_SHORT EXERCISE_
Lines holding the string "folder" are the ones to copy; find them all in the data.

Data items

################

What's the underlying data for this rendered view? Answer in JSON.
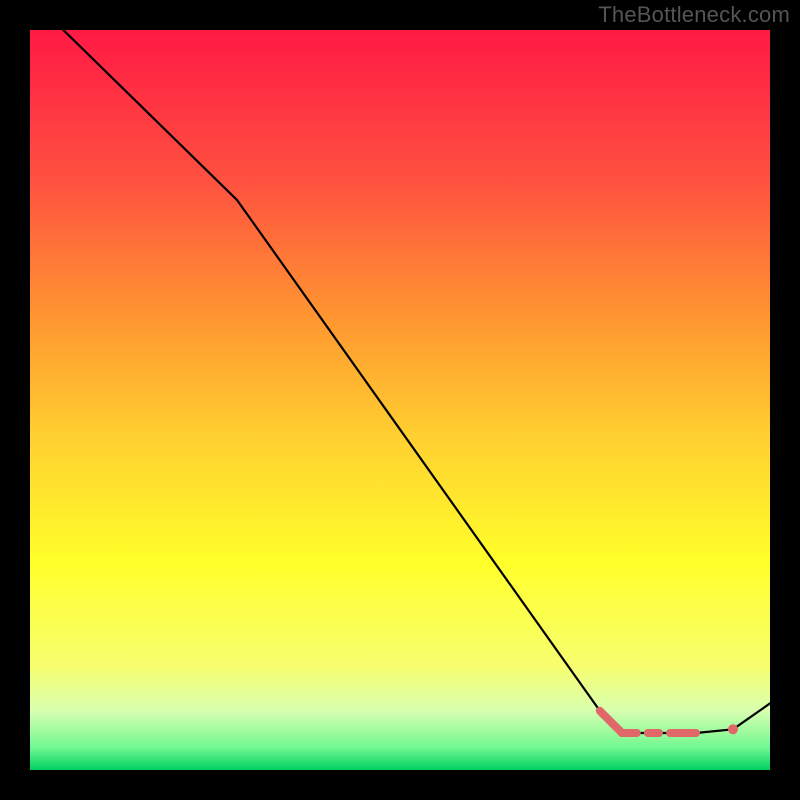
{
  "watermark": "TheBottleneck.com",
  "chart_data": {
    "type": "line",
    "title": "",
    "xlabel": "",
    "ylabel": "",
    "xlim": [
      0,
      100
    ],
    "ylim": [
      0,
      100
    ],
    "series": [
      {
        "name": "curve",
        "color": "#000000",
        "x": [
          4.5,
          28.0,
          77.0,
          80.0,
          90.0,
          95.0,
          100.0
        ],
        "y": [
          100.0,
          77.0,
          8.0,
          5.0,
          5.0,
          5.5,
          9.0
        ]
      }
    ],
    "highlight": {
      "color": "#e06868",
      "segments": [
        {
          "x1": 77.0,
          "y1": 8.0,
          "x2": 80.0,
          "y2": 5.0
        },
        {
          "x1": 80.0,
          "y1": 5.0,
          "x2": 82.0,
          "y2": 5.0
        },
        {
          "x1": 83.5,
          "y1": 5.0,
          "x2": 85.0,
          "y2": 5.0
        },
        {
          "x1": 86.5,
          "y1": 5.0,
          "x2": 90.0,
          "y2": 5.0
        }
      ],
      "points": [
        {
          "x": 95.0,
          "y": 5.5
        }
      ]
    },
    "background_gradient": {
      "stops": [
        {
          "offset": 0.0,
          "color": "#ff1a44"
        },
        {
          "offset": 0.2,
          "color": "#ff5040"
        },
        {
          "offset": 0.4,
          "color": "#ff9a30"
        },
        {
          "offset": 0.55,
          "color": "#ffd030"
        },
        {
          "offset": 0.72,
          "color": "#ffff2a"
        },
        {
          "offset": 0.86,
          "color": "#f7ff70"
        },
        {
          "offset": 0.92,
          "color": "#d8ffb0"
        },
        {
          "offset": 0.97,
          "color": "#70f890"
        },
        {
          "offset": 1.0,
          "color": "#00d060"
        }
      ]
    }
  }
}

################

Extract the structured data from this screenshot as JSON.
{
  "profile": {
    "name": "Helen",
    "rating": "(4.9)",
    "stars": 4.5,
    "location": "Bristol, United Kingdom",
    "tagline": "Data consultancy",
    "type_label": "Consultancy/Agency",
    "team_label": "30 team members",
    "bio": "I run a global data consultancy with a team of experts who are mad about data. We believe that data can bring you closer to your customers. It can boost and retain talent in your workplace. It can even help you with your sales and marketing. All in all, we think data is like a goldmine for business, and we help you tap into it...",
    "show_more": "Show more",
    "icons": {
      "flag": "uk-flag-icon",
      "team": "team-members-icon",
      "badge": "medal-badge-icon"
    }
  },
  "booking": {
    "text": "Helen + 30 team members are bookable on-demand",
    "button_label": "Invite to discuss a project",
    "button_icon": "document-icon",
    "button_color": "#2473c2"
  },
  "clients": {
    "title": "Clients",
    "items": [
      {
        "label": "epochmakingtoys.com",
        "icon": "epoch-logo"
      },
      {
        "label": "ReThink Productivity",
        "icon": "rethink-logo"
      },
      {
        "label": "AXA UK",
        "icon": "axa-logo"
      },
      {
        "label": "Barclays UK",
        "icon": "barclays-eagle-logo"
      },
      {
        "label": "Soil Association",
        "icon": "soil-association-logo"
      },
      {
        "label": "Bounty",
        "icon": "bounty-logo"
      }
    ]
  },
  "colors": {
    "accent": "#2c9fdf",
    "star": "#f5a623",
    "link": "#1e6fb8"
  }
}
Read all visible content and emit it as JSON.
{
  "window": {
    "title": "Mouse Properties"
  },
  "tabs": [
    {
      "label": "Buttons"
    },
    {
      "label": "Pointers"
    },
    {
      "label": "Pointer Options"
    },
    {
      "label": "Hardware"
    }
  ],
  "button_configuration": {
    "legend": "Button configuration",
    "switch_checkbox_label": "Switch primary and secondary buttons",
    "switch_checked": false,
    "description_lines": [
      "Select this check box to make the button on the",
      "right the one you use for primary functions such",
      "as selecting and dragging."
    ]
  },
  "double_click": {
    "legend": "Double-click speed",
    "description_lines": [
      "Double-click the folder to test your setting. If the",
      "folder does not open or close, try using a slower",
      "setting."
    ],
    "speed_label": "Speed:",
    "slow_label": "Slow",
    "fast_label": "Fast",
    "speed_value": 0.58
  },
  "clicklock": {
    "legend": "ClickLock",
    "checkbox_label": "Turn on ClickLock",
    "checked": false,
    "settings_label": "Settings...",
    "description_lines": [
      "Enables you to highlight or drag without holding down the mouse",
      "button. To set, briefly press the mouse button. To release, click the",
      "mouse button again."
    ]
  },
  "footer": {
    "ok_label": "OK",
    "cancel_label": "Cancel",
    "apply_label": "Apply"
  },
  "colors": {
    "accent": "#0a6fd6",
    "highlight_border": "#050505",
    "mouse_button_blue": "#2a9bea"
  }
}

################

_SOLUTION BELOW_
      "Double-click the folder to test your setting. If the",
      "folder does not open or close, try using a slower",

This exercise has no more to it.